What the exercise asks =>
Copy the following items verbatim.

>> START

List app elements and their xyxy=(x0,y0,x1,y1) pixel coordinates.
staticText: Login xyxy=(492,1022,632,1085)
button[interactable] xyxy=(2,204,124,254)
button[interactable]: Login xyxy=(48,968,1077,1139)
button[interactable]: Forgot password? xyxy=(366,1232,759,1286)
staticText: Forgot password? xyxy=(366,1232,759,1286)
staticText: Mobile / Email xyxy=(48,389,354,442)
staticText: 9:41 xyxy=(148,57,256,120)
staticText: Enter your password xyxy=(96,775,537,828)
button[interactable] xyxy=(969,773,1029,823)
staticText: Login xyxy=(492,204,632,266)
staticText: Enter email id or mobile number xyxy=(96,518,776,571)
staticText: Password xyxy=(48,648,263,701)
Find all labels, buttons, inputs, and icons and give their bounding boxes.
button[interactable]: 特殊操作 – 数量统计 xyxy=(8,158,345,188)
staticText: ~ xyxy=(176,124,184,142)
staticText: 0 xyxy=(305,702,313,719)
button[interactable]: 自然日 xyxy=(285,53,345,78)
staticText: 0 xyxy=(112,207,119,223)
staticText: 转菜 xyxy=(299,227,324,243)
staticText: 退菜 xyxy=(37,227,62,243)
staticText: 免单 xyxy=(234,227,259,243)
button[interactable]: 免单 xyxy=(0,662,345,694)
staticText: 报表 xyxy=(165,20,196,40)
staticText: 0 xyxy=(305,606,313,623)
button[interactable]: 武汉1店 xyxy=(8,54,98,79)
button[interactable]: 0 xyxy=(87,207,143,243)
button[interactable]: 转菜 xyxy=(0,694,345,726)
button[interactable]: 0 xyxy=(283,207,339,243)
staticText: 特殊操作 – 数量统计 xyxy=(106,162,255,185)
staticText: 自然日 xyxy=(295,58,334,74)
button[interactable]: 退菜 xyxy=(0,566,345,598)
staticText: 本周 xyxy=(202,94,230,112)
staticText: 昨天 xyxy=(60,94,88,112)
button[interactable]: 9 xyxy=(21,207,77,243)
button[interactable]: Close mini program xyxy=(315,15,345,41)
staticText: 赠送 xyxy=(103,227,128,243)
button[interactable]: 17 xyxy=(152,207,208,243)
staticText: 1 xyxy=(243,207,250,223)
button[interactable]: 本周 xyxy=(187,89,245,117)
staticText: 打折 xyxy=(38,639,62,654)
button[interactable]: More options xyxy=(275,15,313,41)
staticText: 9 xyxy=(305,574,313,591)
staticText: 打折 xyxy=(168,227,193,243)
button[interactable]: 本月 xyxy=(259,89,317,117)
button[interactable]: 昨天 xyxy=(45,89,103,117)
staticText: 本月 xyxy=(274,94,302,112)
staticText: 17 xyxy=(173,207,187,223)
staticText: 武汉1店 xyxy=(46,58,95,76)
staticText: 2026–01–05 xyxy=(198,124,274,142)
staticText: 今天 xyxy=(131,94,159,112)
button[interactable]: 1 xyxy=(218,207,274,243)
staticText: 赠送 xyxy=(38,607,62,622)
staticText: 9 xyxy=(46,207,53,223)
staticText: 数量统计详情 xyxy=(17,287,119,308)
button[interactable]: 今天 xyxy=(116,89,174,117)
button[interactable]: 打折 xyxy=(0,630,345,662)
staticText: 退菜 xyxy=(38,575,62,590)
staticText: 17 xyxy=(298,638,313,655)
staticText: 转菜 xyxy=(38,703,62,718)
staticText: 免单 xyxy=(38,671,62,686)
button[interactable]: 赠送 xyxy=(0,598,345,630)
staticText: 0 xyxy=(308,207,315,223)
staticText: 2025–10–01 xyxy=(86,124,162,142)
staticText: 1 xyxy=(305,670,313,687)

>> END

Answer to the task =>
List app elements and their xyxy=(x0,y0,x1,y1) pixel coordinates.
staticText: Login xyxy=(492,1022,632,1085)
button[interactable] xyxy=(2,204,124,254)
button[interactable]: Login xyxy=(48,968,1077,1139)
button[interactable]: Forgot password? xyxy=(366,1232,759,1286)
staticText: Forgot password? xyxy=(366,1232,759,1286)
staticText: Mobile / Email xyxy=(48,389,354,442)
staticText: 9:41 xyxy=(148,57,256,120)
staticText: Enter your password xyxy=(96,775,537,828)
button[interactable] xyxy=(969,773,1029,823)
staticText: Login xyxy=(492,204,632,266)
staticText: Enter email id or mobile number xyxy=(96,518,776,571)
staticText: Password xyxy=(48,648,263,701)
Find all labels, buttons, inputs, and icons and give their bounding boxes.
button[interactable]: 特殊操作 – 数量统计 xyxy=(8,158,345,188)
staticText: ~ xyxy=(176,124,184,142)
staticText: 0 xyxy=(305,702,313,719)
button[interactable]: 自然日 xyxy=(285,53,345,78)
staticText: 0 xyxy=(112,207,119,223)
staticText: 转菜 xyxy=(299,227,324,243)
staticText: 退菜 xyxy=(37,227,62,243)
staticText: 免单 xyxy=(234,227,259,243)
button[interactable]: 免单 xyxy=(0,662,345,694)
staticText: 报表 xyxy=(165,20,196,40)
staticText: 0 xyxy=(305,606,313,623)
button[interactable]: 武汉1店 xyxy=(8,54,98,79)
button[interactable]: 0 xyxy=(87,207,143,243)
button[interactable]: 转菜 xyxy=(0,694,345,726)
button[interactable]: 0 xyxy=(283,207,339,243)
staticText: 特殊操作 – 数量统计 xyxy=(106,162,255,185)
staticText: 自然日 xyxy=(295,58,334,74)
button[interactable]: 退菜 xyxy=(0,566,345,598)
staticText: 本周 xyxy=(202,94,230,112)
staticText: 昨天 xyxy=(60,94,88,112)
button[interactable]: 9 xyxy=(21,207,77,243)
button[interactable]: Close mini program xyxy=(315,15,345,41)
staticText: 赠送 xyxy=(103,227,128,243)
button[interactable]: 17 xyxy=(152,207,208,243)
staticText: 1 xyxy=(243,207,250,223)
button[interactable]: 本周 xyxy=(187,89,245,117)
staticText: 打折 xyxy=(38,639,62,654)
button[interactable]: More options xyxy=(275,15,313,41)
staticText: 9 xyxy=(305,574,313,591)
staticText: 打折 xyxy=(168,227,193,243)
button[interactable]: 本月 xyxy=(259,89,317,117)
button[interactable]: 昨天 xyxy=(45,89,103,117)
staticText: 本月 xyxy=(274,94,302,112)
staticText: 17 xyxy=(173,207,187,223)
staticText: 武汉1店 xyxy=(46,58,95,76)
staticText: 2026–01–05 xyxy=(198,124,274,142)
staticText: 今天 xyxy=(131,94,159,112)
button[interactable]: 1 xyxy=(218,207,274,243)
staticText: 赠送 xyxy=(38,607,62,622)
staticText: 9 xyxy=(46,207,53,223)
staticText: 数量统计详情 xyxy=(17,287,119,308)
button[interactable]: 今天 xyxy=(116,89,174,117)
button[interactable]: 打折 xyxy=(0,630,345,662)
staticText: 退菜 xyxy=(38,575,62,590)
staticText: 17 xyxy=(298,638,313,655)
staticText: 转菜 xyxy=(38,703,62,718)
staticText: 免单 xyxy=(38,671,62,686)
button[interactable]: 赠送 xyxy=(0,598,345,630)
staticText: 0 xyxy=(308,207,315,223)
staticText: 2025–10–01 xyxy=(86,124,162,142)
staticText: 1 xyxy=(305,670,313,687)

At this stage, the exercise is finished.